/---
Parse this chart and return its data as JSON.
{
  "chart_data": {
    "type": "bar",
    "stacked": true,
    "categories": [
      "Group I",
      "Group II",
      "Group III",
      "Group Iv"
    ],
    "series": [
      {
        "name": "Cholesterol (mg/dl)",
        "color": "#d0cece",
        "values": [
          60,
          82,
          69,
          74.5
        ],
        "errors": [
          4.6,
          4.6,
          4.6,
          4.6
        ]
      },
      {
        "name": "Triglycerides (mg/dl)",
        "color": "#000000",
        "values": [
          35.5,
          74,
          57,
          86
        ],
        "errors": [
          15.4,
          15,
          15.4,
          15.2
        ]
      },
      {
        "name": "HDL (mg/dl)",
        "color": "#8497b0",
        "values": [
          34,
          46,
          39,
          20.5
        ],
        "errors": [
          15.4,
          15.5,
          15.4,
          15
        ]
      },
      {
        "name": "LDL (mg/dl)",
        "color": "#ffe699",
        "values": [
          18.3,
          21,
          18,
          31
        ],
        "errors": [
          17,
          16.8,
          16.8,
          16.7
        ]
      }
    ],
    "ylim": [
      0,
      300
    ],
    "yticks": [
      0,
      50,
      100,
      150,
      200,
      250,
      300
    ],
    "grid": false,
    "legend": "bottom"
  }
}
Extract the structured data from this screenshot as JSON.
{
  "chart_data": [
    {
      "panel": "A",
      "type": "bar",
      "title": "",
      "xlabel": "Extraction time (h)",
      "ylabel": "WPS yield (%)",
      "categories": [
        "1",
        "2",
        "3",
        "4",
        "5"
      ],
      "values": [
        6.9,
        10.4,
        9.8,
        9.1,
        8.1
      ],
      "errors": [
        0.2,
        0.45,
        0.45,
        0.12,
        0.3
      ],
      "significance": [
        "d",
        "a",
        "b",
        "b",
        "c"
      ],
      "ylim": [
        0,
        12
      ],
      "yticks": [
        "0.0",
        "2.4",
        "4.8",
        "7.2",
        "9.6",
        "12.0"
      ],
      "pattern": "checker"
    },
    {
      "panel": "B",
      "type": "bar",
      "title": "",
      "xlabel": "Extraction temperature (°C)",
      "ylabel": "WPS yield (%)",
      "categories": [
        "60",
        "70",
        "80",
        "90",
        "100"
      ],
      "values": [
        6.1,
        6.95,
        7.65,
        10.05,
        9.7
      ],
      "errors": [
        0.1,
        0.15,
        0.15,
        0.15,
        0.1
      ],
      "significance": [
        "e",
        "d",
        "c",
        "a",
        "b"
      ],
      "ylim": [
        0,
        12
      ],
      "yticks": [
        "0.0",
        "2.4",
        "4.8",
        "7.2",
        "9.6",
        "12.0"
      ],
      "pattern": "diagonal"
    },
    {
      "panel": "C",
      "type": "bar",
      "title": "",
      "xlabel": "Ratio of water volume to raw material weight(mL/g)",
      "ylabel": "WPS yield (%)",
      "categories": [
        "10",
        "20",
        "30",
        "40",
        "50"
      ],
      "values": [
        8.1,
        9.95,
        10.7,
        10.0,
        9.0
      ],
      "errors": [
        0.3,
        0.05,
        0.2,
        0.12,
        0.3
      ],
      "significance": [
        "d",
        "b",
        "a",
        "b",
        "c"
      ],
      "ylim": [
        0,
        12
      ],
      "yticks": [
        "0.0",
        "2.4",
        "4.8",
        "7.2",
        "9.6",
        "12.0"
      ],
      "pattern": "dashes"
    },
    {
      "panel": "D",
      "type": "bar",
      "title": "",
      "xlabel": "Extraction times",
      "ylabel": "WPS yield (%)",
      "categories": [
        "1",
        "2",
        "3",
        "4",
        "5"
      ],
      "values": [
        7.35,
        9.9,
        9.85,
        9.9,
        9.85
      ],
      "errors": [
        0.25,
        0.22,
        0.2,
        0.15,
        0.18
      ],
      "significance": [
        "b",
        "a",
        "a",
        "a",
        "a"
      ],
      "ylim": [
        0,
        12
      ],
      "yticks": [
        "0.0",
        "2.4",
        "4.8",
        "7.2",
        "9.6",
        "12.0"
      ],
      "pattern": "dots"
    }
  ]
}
\---
• **WHAT NEEDS TO BE DONE**: Work out how many lines in the records above contain the word "xlabel", and give only that number.

• **TASK OUTPUT**: 4